### Data supplied
═══

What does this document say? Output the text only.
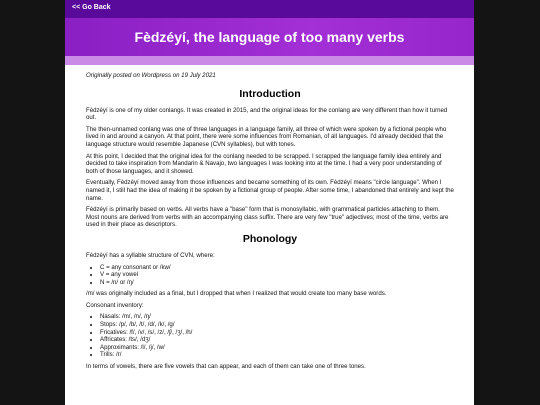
<< Go Back
Fèdzéyí, the language of too many verbs

Originally posted on Wordpress on 19 July 2021

Introduction

Fèdzéyí is one of my older conlangs. It was created in 2015, and the original ideas for the conlang are very different than how it turned out.

The then-unnamed conlang was one of three languages in a language family, all three of which were spoken by a fictional people who lived in and around a canyon. At that point, there were some influences from Romanian, of all languages. I'd already decided that the language structure would resemble Japanese (CVN syllables), but with tones.

At this point, I decided that the original idea for the conlang needed to be scrapped. I scrapped the language family idea entirely and decided to take inspiration from Mandarin & Navajo, two languages I was looking into at the time. I had a very poor understanding of both of those languages, and it showed.

Eventually, Fèdzéyí moved away from those influences and became something of its own. Fèdzéyí means "circle language". When I named it, I still had the idea of making it be spoken by a fictional group of people. After some time, I abandoned that entirely and kept the name.

Fèdzéyí is primarily based on verbs. All verbs have a "base" form that is monosyllabic, with grammatical particles attaching to them. Most nouns are derived from verbs with an accompanying class suffix. There are very few "true" adjectives; most of the time, verbs are used in their place as descriptors.

Phonology

Fèdzéyí has a syllable structure of CVN, where:

• C = any consonant or /kw/
• V = any vowel
• N = /n/ or /ŋ/

/m/ was originally included as a final, but I dropped that when I realized that would create too many base words.

Consonant inventory:

• Nasals: /m/, /n/, /ŋ/
• Stops: /p/, /b/, /t/, /d/, /k/, /g/
• Fricatives: /f/, /v/, /s/, /z/, /ʃ/, /ʒ/, /h/
• Affricates: /ts/, /dʒ/
• Approximants: /l/, /j/, /w/
• Trills: /r/

In terms of vowels, there are five vowels that can appear, and each of them can take one of three tones.
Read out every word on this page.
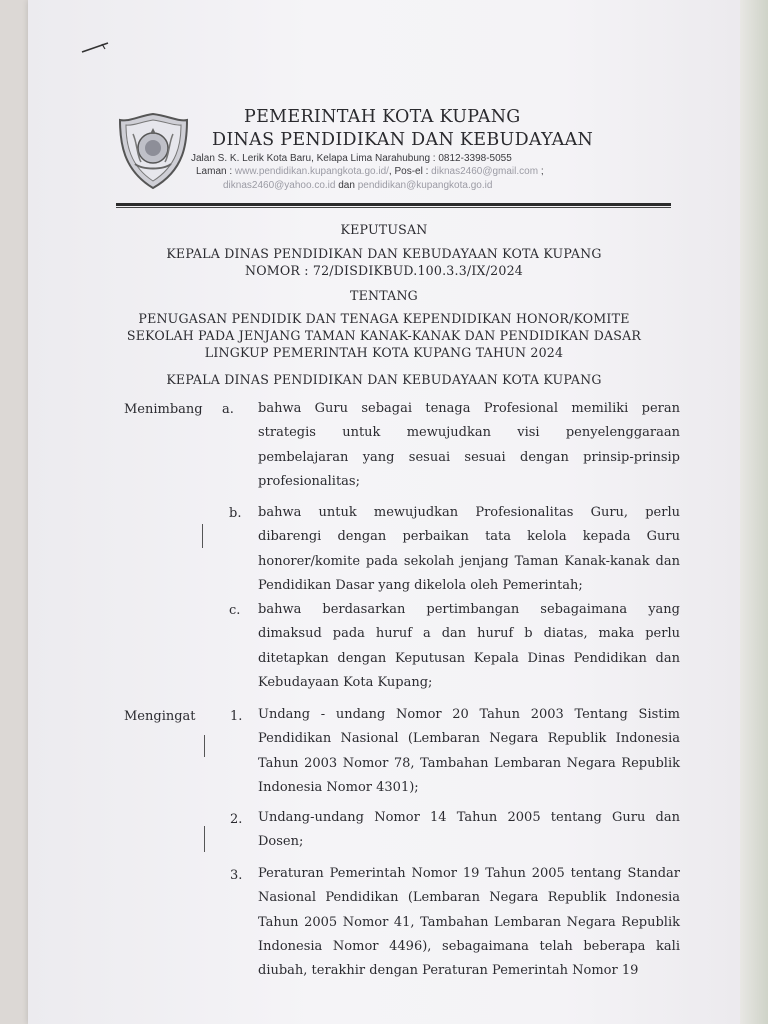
PEMERINTAH KOTA KUPANG
DINAS PENDIDIKAN DAN KEBUDAYAAN
Jalan S. K. Lerik Kota Baru, Kelapa Lima Narahubung : 0812-3398-5055
Laman : www.pendidikan.kupangkota.go.id/, Pos-el : diknas2460@gmail.com ;
diknas2460@yahoo.co.id dan pendidikan@kupangkota.go.id
KEPUTUSAN
KEPALA DINAS PENDIDIKAN DAN KEBUDAYAAN KOTA KUPANG
NOMOR : 72/DISDIKBUD.100.3.3/IX/2024
TENTANG
PENUGASAN PENDIDIK DAN TENAGA KEPENDIDIKAN HONOR/KOMITE
SEKOLAH PADA JENJANG TAMAN KANAK-KANAK DAN PENDIDIKAN DASAR
LINGKUP PEMERINTAH KOTA KUPANG TAHUN 2024
KEPALA DINAS PENDIDIKAN DAN KEBUDAYAAN KOTA KUPANG
Menimbang a. bahwa Guru sebagai tenaga Profesional memiliki peran strategis untuk mewujudkan visi penyelenggaraan pembelajaran yang sesuai sesuai dengan prinsip-prinsip profesionalitas;
b. bahwa untuk mewujudkan Profesionalitas Guru, perlu dibarengi dengan perbaikan tata kelola kepada Guru honorer/komite pada sekolah jenjang Taman Kanak-kanak dan Pendidikan Dasar yang dikelola oleh Pemerintah;
c. bahwa berdasarkan pertimbangan sebagaimana yang dimaksud pada huruf a dan huruf b diatas, maka perlu ditetapkan dengan Keputusan Kepala Dinas Pendidikan dan Kebudayaan Kota Kupang;
Mengingat	1. Undang - undang Nomor 20 Tahun 2003 Tentang Sistim Pendidikan Nasional (Lembaran Negara Republik Indonesia Tahun 2003 Nomor 78, Tambahan Lembaran Negara Republik Indonesia Nomor 4301);
2. Undang-undang Nomor 14 Tahun 2005 tentang Guru dan Dosen;
3. Peraturan Pemerintah Nomor 19 Tahun 2005 tentang Standar Nasional Pendidikan (Lembaran Negara Republik Indonesia Tahun 2005 Nomor 41, Tambahan Lembaran Negara Republik Indonesia Nomor 4496), sebagaimana telah beberapa kali diubah, terakhir dengan Peraturan Pemerintah Nomor 19
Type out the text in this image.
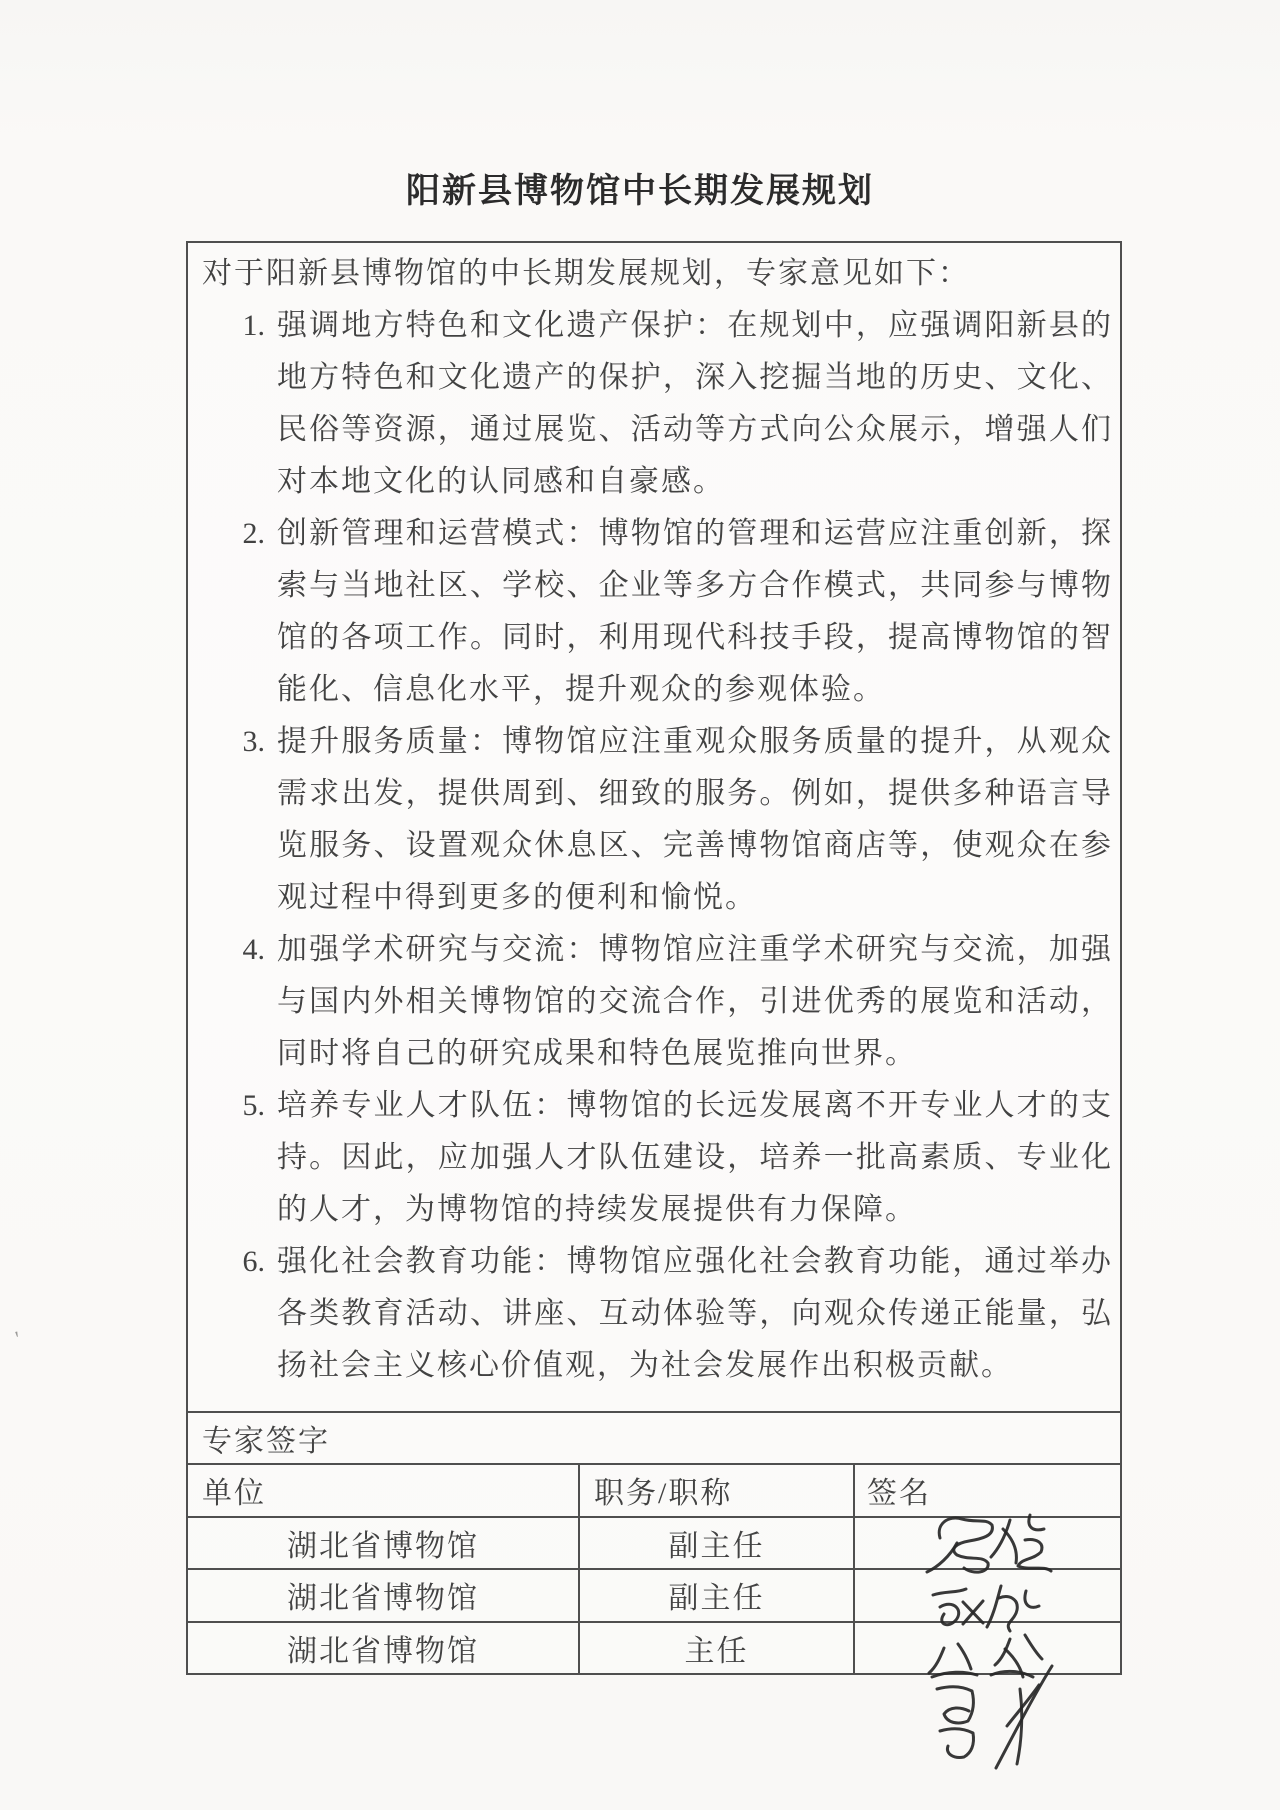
阳新县博物馆中长期发展规划
对于阳新县博物馆的中长期发展规划，专家意见如下：
1. 强调地方特色和文化遗产保护：在规划中，应强调阳新县的地方特色和文化遗产的保护，深入挖掘当地的历史、文化、民俗等资源，通过展览、活动等方式向公众展示，增强人们对本地文化的认同感和自豪感。
2. 创新管理和运营模式：博物馆的管理和运营应注重创新，探索与当地社区、学校、企业等多方合作模式，共同参与博物馆的各项工作。同时，利用现代科技手段，提高博物馆的智能化、信息化水平，提升观众的参观体验。
3. 提升服务质量：博物馆应注重观众服务质量的提升，从观众需求出发，提供周到、细致的服务。例如，提供多种语言导览服务、设置观众休息区、完善博物馆商店等，使观众在参观过程中得到更多的便利和愉悦。
4. 加强学术研究与交流：博物馆应注重学术研究与交流，加强与国内外相关博物馆的交流合作，引进优秀的展览和活动，同时将自己的研究成果和特色展览推向世界。
5. 培养专业人才队伍：博物馆的长远发展离不开专业人才的支持。因此，应加强人才队伍建设，培养一批高素质、专业化的人才，为博物馆的持续发展提供有力保障。
6. 强化社会教育功能：博物馆应强化社会教育功能，通过举办各类教育活动、讲座、互动体验等，向观众传递正能量，弘扬社会主义核心价值观，为社会发展作出积极贡献。
专家签字
单位	职务/职称	签名
湖北省博物馆	副主任
湖北省博物馆	副主任
湖北省博物馆	主任
'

═══

### Given problem
All of the data above should be quoted exactly, except for the pictures.

### The completed task
What does this document say? Output the text only.
<< Go Back
Fèdzéyí, the language of too many verbs

Originally posted on Wordpress on 19 July 2021

Introduction

Fèdzéyí is one of my older conlangs. It was created in 2015, and the original ideas for the conlang are very different than how it turned out.

The then-unnamed conlang was one of three languages in a language family, all three of which were spoken by a fictional people who lived in and around a canyon. At that point, there were some influences from Romanian, of all languages. I'd already decided that the language structure would resemble Japanese (CVN syllables), but with tones.

At this point, I decided that the original idea for the conlang needed to be scrapped. I scrapped the language family idea entirely and decided to take inspiration from Mandarin & Navajo, two languages I was looking into at the time. I had a very poor understanding of both of those languages, and it showed.

Eventually, Fèdzéyí moved away from those influences and became something of its own. Fèdzéyí means "circle language". When I named it, I still had the idea of making it be spoken by a fictional group of people. After some time, I abandoned that entirely and kept the name.

Fèdzéyí is primarily based on verbs. All verbs have a "base" form that is monosyllabic, with grammatical particles attaching to them. Most nouns are derived from verbs with an accompanying class suffix. There are very few "true" adjectives; most of the time, verbs are used in their place as descriptors.

Phonology

Fèdzéyí has a syllable structure of CVN, where:

• C = any consonant or /kw/
• V = any vowel
• N = /n/ or /ŋ/

/m/ was originally included as a final, but I dropped that when I realized that would create too many base words.

Consonant inventory:

• Nasals: /m/, /n/, /ŋ/
• Stops: /p/, /b/, /t/, /d/, /k/, /g/
• Fricatives: /f/, /v/, /s/, /z/, /ʃ/, /ʒ/, /h/
• Affricates: /ts/, /dʒ/
• Approximants: /l/, /j/, /w/
• Trills: /r/

In terms of vowels, there are five vowels that can appear, and each of them can take one of three tones.
Read out every word on this page.
PEMERINTAH KOTA KUPANG
DINAS PENDIDIKAN DAN KEBUDAYAAN
Jalan S. K. Lerik Kota Baru, Kelapa Lima Narahubung : 0812-3398-5055
Laman : www.pendidikan.kupangkota.go.id/, Pos-el : diknas2460@gmail.com ;
diknas2460@yahoo.co.id dan pendidikan@kupangkota.go.id
KEPUTUSAN
KEPALA DINAS PENDIDIKAN DAN KEBUDAYAAN KOTA KUPANG
NOMOR : 72/DISDIKBUD.100.3.3/IX/2024
TENTANG
PENUGASAN PENDIDIK DAN TENAGA KEPENDIDIKAN HONOR/KOMITE
SEKOLAH PADA JENJANG TAMAN KANAK-KANAK DAN PENDIDIKAN DASAR
LINGKUP PEMERINTAH KOTA KUPANG TAHUN 2024
KEPALA DINAS PENDIDIKAN DAN KEBUDAYAAN KOTA KUPANG
Menimbang a. bahwa Guru sebagai tenaga Profesional memiliki peran strategis untuk mewujudkan visi penyelenggaraan pembelajaran yang sesuai sesuai dengan prinsip-prinsip profesionalitas;
b. bahwa untuk mewujudkan Profesionalitas Guru, perlu dibarengi dengan perbaikan tata kelola kepada Guru honorer/komite pada sekolah jenjang Taman Kanak-kanak dan Pendidikan Dasar yang dikelola oleh Pemerintah;
c. bahwa berdasarkan pertimbangan sebagaimana yang dimaksud pada huruf a dan huruf b diatas, maka perlu ditetapkan dengan Keputusan Kepala Dinas Pendidikan dan Kebudayaan Kota Kupang;
Mengingat	1. Undang - undang Nomor 20 Tahun 2003 Tentang Sistim Pendidikan Nasional (Lembaran Negara Republik Indonesia Tahun 2003 Nomor 78, Tambahan Lembaran Negara Republik Indonesia Nomor 4301);
2. Undang-undang Nomor 14 Tahun 2005 tentang Guru dan Dosen;
3. Peraturan Pemerintah Nomor 19 Tahun 2005 tentang Standar Nasional Pendidikan (Lembaran Negara Republik Indonesia Tahun 2005 Nomor 41, Tambahan Lembaran Negara Republik Indonesia Nomor 4496), sebagaimana telah beberapa kali diubah, terakhir dengan Peraturan Pemerintah Nomor 19
Type out the text in this image.
阳新县博物馆中长期发展规划
对于阳新县博物馆的中长期发展规划，专家意见如下：
1. 强调地方特色和文化遗产保护：在规划中，应强调阳新县的地方特色和文化遗产的保护，深入挖掘当地的历史、文化、民俗等资源，通过展览、活动等方式向公众展示，增强人们对本地文化的认同感和自豪感。
2. 创新管理和运营模式：博物馆的管理和运营应注重创新，探索与当地社区、学校、企业等多方合作模式，共同参与博物馆的各项工作。同时，利用现代科技手段，提高博物馆的智能化、信息化水平，提升观众的参观体验。
3. 提升服务质量：博物馆应注重观众服务质量的提升，从观众需求出发，提供周到、细致的服务。例如，提供多种语言导览服务、设置观众休息区、完善博物馆商店等，使观众在参观过程中得到更多的便利和愉悦。
4. 加强学术研究与交流：博物馆应注重学术研究与交流，加强与国内外相关博物馆的交流合作，引进优秀的展览和活动，同时将自己的研究成果和特色展览推向世界。
5. 培养专业人才队伍：博物馆的长远发展离不开专业人才的支持。因此，应加强人才队伍建设，培养一批高素质、专业化的人才，为博物馆的持续发展提供有力保障。
6. 强化社会教育功能：博物馆应强化社会教育功能，通过举办各类教育活动、讲座、互动体验等，向观众传递正能量，弘扬社会主义核心价值观，为社会发展作出积极贡献。
专家签字
单位	职务/职称	签名
湖北省博物馆	副主任
湖北省博物馆	副主任
湖北省博物馆	主任
'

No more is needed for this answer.